ЗАДАНИЯ ДЛЯ ВЫПОЛНЕНИЯ:
(1) Обновите, пожалуйста, часть фрагмента о норманнской Сицилии, которая открывается словами «Арабская поэзия почти» и завершается словами «членов своей семьи.». Приведите её заново, поставив «правителей» вместо «князей».
(2) Изложите в виде списка абзац фрагмента о норманнской Сицилии, начинающийся словами «При дворе такого короля», сохранив его основные факты.
***** ФРАГМЕНТ ДОКУМЕНТА *****
Вильгельм Апулийский в конце XI века написал хронику в латинских стихах, от появления норманнов на Сицилии и до кончины Роберта Гюискара. Лишь отчасти посвящена она действительным событиям.

Отметим еще хроники Фалько Беневентского и аббата Александра из Телезы, который написал свой труд по поручению Матильды, сестры Рожера II, супруги Раинульфа, графа Алифанского.

Но самый значительный сицилийский историк того времени – Гуго Фальканд, француз по происхождению, который во второй половине XII века долго жил в Палермо. Его «Historia deregno Siciliae», по классической законченности стиля, по художественности и сердечности изложения – мастерская работа.

При дворе такого короля, как Рожер II, который также любил науки и искусства, как роскошь и комфорт, убранных со всей пышностью Востока, окруженных плодовыми рощами и цветниками вилл, должны были быть и поэты. Поэзия европейских народов в XII веке только зарождалась. Но арабская поэзия уже полвека приносила свои лучшие плоды как на Востоке, так в Испании и на сицилийской земле. В числе арабоязычных поэтов, обретавшихся при дворе Рожера, можно назвать Абдурахмана, Ибн Рамадана из Мальты и филолога Абу Гафса Омара, которые пришли к Рожеру, как изгнанники, с просьбой о защите. Упомянем и об Исе Ибн Абд аль Мумиме, Абдуррахмане из Бутеры, Ибн Бешруне из Медии и Абдуррахмане из Трапани, которые при дворе в Палермо были желанными гостями.

Арабская поэзия почти исключительно состоит из лирики. И стихи названных поэтов были только субъективными излияниями, кассидами в похвалу князей и их роскошных построек или элегиями на смерть членов своей семьи.

Завоевание норманнами Южной Италии и Сицилии относится, конечно, к числу таких исторических событий, которые дают блестящий материал для литературной обработки. Дела и приключения сыновей Готвиля – готовая сюжетная канва для поэтического эпоса.

История их относится к тому времени, когда внуки Пелахо из астурийских гор и кастильской возвышенности шли все дальше и дальше к югу, чтобы на минаретах и куполах Андалусии водрузить крест, когда лира певцов вторила своими струнами звону мечей храбрых готских рыцарей. Но были ли в Италии и на Сицилии подвиги норманнов, которые, конечно, не менее значительны, чем подвиги катильцев, точно также воспеты? Мы не имеем тому литературных доказательств. В хрониках, которые описывают завоевание Сицилии, мы имеем дело лишь с фактами, реалиями жизни той эпохи. От них не веет тем духом саги, которым полна написанная через двести лет после этого хроника Альфонса Мудрого, что придает ей такую чарующую прелесть. Лишь две легенды о святом Георгии, который явился графу Рожеру в битве, и о хоре ангелов, который летописцы якобы слышали в большой палермитанской мечети при ее посвящении в христианскую церковь, когда все здание озарилось неземным сиянием, – составляют исключение.

Но мы имеем все основания предполагать, что слагались песни, если не о боевых подвигах норманнов, то о славных делах старого времени, которые пели завоевателям Сицилии в лагерных палатках и в замках.
***** ИСХОДНЫЕ МАТЕРИАЛЫ *****
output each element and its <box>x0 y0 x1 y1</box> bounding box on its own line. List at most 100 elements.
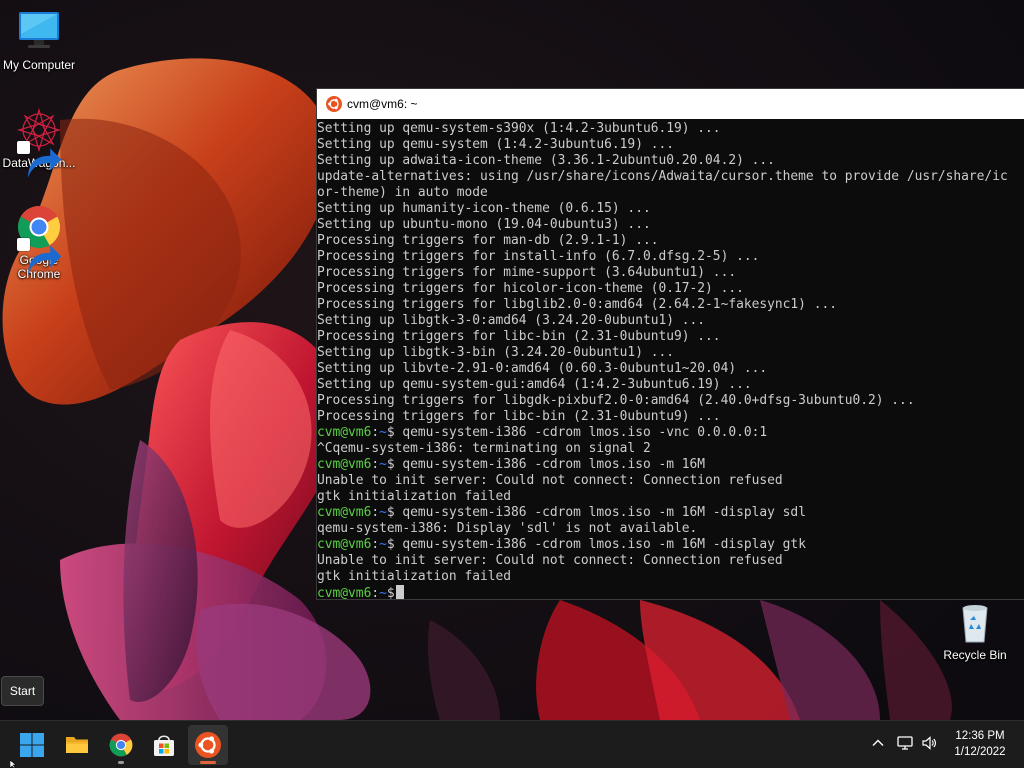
*****
ГОТОВЫЕ РЕШЕНИЯ:
(1)
Арабская поэзия почти исключительно состоит из лирики. И стихи названных поэтов были только субъективными излияниями, кассидами в похвалу правителей и их роскошных построек или элегиями на смерть членов своей семьи.

(2)
- При дворе Рожера II должны были быть и поэты. Король любил науки и искусства, а также роскошь и комфорт.
- В XII веке поэзия европейских народов только зарождалась. Арабская поэзия уже полвека приносила свои лучшие плоды на Востоке, в Испании и на Сицилии.
- Абдурахман, Ибн Рамадан из Мальты и филолог Абу Гафс Омар пришли к Рожеру изгнанниками с просьбой о защите.
- Желанными гостями при дворе в Палермо были Иса Ибн Абд аль Мумим, Абдуррахман из Бутеры, Ибн Бешрун из Медии и Абдуррахман из Трапани.